-- Start --

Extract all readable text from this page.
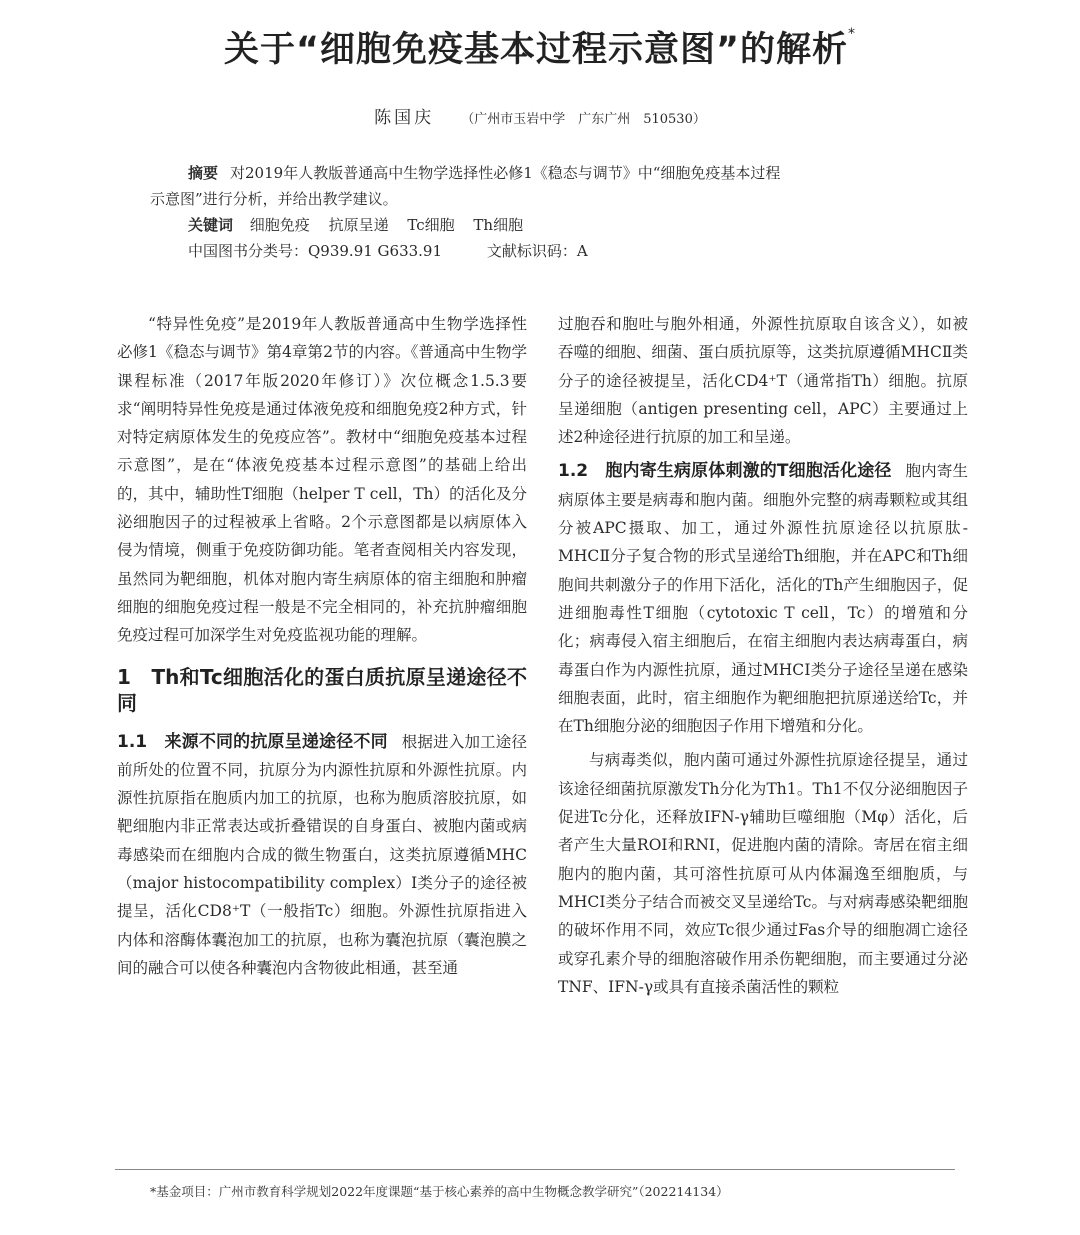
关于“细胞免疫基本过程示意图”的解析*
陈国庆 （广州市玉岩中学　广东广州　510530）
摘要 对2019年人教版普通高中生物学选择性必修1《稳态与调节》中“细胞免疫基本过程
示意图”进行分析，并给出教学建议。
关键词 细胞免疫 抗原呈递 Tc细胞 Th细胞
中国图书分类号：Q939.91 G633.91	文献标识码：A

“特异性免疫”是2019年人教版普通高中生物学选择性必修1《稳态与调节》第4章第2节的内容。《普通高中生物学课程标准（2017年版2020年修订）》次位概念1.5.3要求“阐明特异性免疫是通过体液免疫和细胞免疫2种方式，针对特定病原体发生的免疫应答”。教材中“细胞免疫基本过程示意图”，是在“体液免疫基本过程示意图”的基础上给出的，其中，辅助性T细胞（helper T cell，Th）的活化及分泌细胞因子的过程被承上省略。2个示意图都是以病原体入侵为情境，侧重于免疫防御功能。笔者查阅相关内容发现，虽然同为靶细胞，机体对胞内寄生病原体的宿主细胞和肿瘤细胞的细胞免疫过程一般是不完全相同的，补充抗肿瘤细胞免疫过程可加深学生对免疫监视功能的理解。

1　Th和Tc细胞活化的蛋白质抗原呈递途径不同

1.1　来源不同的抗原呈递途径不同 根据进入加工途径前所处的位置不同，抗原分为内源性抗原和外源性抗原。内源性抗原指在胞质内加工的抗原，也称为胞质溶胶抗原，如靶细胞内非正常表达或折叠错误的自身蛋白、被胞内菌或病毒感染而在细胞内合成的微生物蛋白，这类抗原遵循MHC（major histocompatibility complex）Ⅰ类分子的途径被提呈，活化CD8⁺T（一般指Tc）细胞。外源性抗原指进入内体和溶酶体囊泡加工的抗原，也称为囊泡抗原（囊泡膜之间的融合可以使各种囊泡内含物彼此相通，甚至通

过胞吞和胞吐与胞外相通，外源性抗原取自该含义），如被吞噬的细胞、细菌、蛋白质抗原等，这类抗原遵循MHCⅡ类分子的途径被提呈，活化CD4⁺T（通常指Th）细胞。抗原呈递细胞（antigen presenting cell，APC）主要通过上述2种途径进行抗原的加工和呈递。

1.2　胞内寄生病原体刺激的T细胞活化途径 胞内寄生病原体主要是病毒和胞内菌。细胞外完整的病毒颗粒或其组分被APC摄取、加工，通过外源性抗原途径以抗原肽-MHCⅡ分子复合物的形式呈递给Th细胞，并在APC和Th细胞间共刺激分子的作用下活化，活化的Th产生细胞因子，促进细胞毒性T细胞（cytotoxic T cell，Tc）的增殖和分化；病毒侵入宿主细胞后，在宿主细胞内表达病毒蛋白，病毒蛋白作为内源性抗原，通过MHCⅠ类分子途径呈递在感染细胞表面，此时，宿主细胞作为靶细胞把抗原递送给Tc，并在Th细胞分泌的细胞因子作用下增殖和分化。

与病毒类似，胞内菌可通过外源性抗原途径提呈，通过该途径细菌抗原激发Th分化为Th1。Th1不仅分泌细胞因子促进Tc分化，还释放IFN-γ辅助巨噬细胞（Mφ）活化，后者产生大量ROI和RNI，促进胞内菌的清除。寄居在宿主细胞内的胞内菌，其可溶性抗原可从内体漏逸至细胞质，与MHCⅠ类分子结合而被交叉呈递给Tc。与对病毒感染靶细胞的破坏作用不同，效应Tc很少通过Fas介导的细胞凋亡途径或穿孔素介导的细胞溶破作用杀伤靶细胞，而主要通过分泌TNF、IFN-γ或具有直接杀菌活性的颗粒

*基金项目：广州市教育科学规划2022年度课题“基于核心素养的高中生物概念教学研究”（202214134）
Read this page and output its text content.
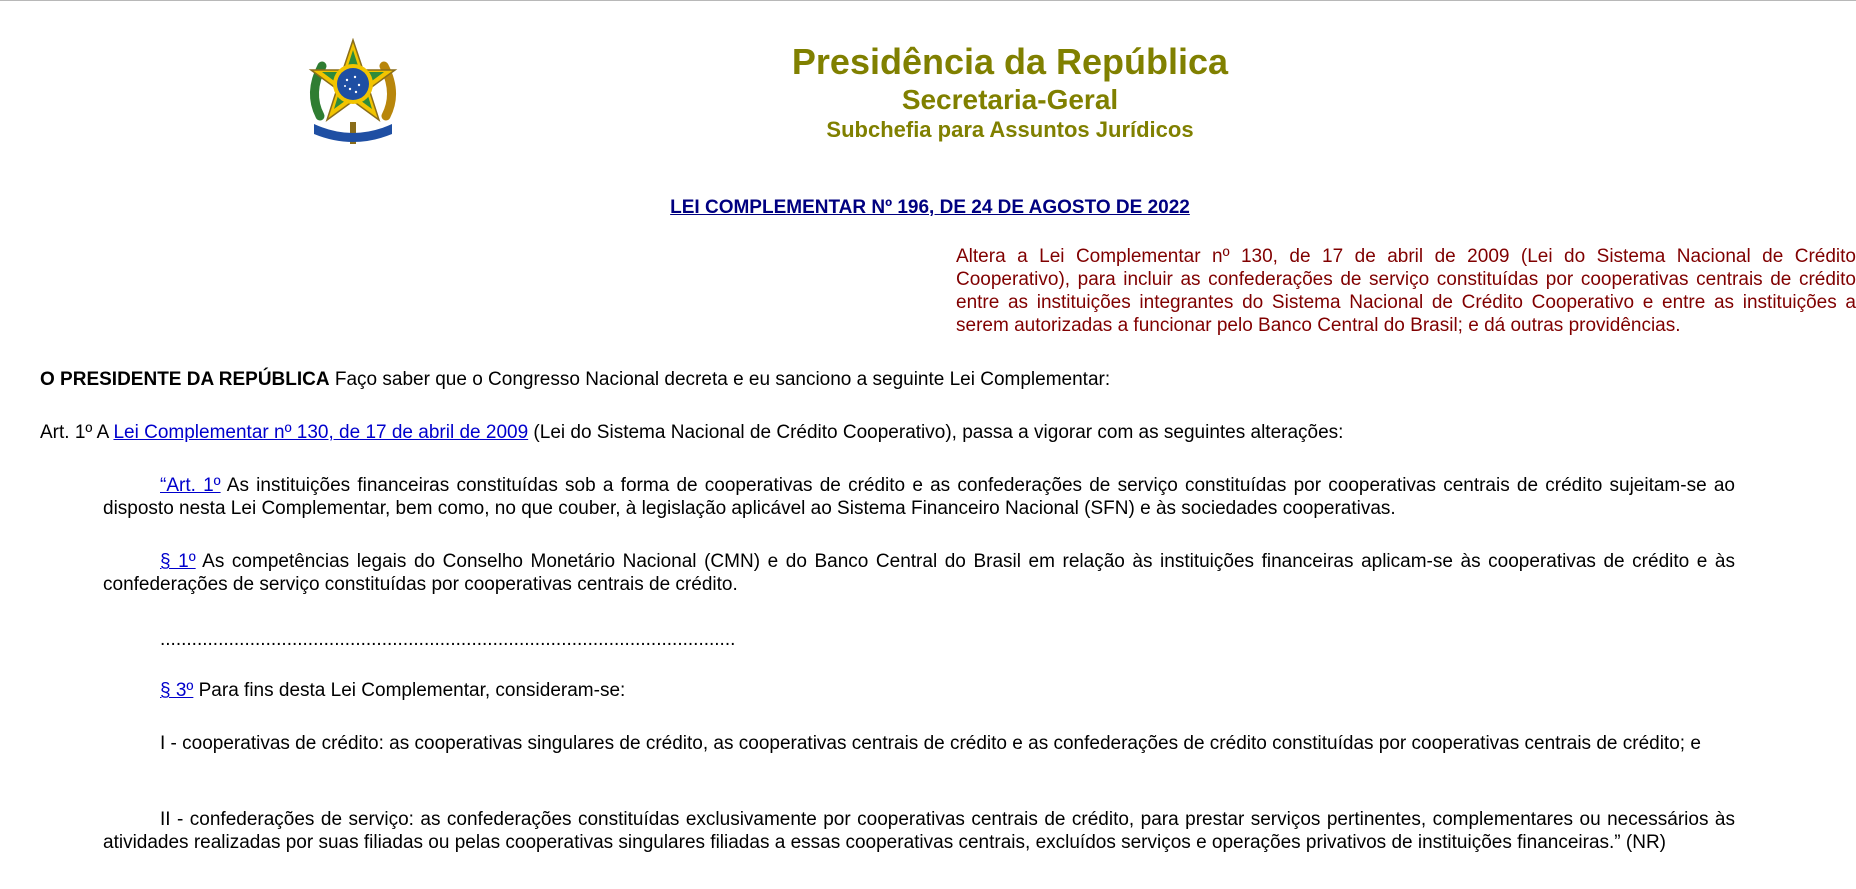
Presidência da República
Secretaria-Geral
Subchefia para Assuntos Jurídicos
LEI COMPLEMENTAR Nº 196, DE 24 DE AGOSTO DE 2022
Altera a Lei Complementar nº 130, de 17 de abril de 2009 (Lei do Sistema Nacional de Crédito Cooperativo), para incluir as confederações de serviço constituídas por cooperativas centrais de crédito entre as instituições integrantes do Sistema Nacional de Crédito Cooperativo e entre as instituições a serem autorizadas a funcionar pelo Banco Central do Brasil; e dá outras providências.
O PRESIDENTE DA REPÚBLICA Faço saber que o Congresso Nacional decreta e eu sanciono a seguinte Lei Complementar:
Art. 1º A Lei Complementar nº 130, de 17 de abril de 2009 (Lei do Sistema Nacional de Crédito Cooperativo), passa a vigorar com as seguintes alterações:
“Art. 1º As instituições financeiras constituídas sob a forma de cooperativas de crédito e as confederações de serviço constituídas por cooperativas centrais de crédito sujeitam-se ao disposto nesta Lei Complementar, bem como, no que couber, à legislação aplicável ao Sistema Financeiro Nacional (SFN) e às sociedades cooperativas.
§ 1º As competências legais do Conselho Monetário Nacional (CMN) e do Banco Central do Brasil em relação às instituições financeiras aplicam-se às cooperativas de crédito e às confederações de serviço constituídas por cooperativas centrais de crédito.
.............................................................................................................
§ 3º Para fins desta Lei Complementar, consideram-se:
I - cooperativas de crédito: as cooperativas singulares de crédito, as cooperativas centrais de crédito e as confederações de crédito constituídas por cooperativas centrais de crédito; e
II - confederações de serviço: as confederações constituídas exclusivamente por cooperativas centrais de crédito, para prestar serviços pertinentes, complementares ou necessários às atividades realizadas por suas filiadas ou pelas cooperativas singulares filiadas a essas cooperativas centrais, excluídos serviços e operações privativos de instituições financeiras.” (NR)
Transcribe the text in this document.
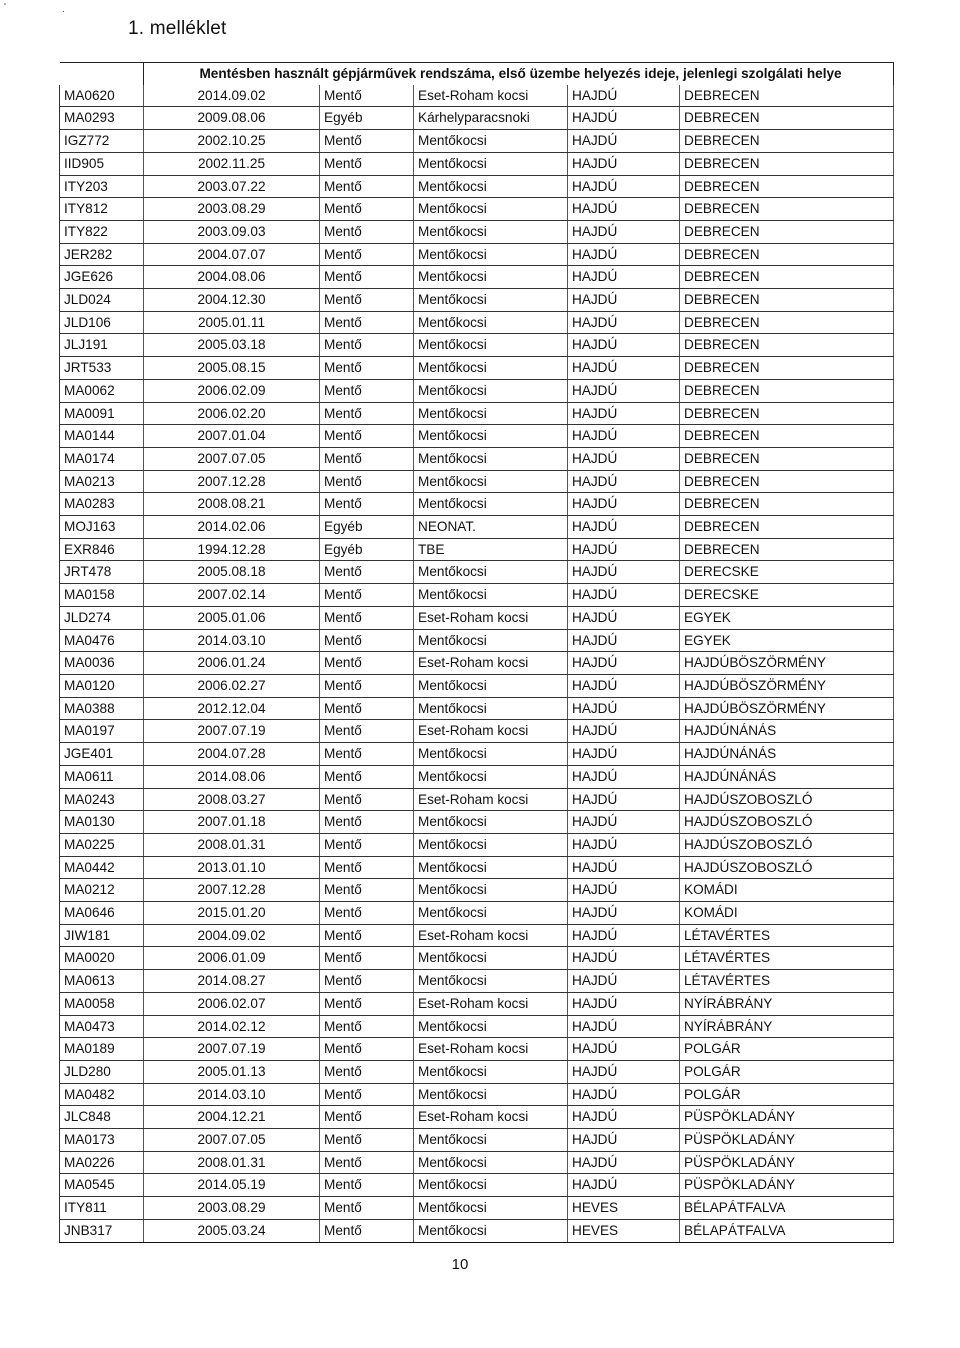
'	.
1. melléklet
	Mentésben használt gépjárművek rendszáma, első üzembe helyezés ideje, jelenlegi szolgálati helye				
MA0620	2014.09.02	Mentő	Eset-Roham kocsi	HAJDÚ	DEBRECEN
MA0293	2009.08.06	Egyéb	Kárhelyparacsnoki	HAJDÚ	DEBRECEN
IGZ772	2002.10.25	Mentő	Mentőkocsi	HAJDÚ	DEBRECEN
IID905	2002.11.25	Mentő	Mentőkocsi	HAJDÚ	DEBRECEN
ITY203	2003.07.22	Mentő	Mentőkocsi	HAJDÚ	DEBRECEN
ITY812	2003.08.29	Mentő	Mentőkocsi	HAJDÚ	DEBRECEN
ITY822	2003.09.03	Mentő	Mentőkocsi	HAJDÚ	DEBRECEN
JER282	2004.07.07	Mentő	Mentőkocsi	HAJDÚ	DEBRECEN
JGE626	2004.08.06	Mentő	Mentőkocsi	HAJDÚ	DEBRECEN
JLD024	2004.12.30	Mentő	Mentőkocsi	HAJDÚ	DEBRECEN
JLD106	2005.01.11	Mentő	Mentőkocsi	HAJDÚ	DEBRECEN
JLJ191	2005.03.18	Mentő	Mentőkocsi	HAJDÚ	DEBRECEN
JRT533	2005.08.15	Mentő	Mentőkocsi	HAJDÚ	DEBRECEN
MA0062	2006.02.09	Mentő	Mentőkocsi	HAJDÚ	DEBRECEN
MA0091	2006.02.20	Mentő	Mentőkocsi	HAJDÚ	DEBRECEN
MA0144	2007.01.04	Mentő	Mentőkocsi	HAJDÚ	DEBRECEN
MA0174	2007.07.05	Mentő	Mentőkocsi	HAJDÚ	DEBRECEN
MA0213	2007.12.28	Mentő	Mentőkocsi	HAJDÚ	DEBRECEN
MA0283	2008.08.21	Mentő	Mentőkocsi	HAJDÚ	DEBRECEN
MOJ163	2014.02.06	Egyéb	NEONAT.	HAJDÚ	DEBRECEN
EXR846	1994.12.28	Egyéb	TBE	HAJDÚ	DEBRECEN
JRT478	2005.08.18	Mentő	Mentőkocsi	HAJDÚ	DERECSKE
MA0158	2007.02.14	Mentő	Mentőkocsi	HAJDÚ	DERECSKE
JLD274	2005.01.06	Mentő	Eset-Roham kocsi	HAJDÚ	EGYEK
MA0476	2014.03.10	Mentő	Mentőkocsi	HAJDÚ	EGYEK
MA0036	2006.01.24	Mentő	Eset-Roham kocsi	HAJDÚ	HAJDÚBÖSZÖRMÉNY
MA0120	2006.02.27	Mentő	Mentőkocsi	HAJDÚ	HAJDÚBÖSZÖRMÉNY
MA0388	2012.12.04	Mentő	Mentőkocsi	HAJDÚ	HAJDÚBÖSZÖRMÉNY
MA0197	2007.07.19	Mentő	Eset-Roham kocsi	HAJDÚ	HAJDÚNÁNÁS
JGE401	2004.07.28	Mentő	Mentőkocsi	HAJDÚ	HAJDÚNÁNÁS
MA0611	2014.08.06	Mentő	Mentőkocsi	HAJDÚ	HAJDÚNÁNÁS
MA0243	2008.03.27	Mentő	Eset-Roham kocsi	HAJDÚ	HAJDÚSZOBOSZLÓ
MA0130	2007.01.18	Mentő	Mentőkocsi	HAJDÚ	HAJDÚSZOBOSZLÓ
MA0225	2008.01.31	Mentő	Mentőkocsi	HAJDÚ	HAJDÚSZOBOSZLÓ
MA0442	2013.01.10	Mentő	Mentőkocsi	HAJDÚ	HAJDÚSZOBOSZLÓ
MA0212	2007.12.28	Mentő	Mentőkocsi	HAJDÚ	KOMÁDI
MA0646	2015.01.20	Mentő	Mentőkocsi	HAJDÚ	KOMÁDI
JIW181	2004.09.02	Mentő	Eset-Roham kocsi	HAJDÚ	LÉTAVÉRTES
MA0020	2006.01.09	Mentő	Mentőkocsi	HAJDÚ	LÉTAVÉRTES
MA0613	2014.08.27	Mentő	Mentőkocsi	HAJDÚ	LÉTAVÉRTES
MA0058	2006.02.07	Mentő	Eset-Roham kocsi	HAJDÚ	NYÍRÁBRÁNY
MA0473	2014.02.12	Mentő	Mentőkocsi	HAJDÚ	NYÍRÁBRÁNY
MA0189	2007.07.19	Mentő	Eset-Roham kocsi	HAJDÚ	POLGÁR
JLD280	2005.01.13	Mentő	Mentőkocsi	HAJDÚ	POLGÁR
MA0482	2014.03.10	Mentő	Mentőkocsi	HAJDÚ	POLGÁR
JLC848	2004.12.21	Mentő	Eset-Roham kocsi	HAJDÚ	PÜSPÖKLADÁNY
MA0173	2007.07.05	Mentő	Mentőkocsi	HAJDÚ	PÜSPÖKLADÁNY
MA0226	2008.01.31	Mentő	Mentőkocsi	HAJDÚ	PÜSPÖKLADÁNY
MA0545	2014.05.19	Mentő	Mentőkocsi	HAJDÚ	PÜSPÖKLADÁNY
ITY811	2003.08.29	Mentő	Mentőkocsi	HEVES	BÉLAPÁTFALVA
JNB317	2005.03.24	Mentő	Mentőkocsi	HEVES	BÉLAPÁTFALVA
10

-- End --

**What the task requires**
Copy each line above where the string "Banco" occurs.

**Full solution**
Altera a Lei Complementar nº 130, de 17 de abril de 2009 (Lei do Sistema Nacional de Crédito Cooperativo), para incluir as confederações de serviço constituídas por cooperativas centrais de crédito entre as instituições integrantes do Sistema Nacional de Crédito Cooperativo e entre as instituições a serem autorizadas a funcionar pelo Banco Central do Brasil; e dá outras providências.
§ 1º As competências legais do Conselho Monetário Nacional (CMN) e do Banco Central do Brasil em relação às instituições financeiras aplicam-se às cooperativas de crédito e às confederações de serviço constituídas por cooperativas centrais de crédito.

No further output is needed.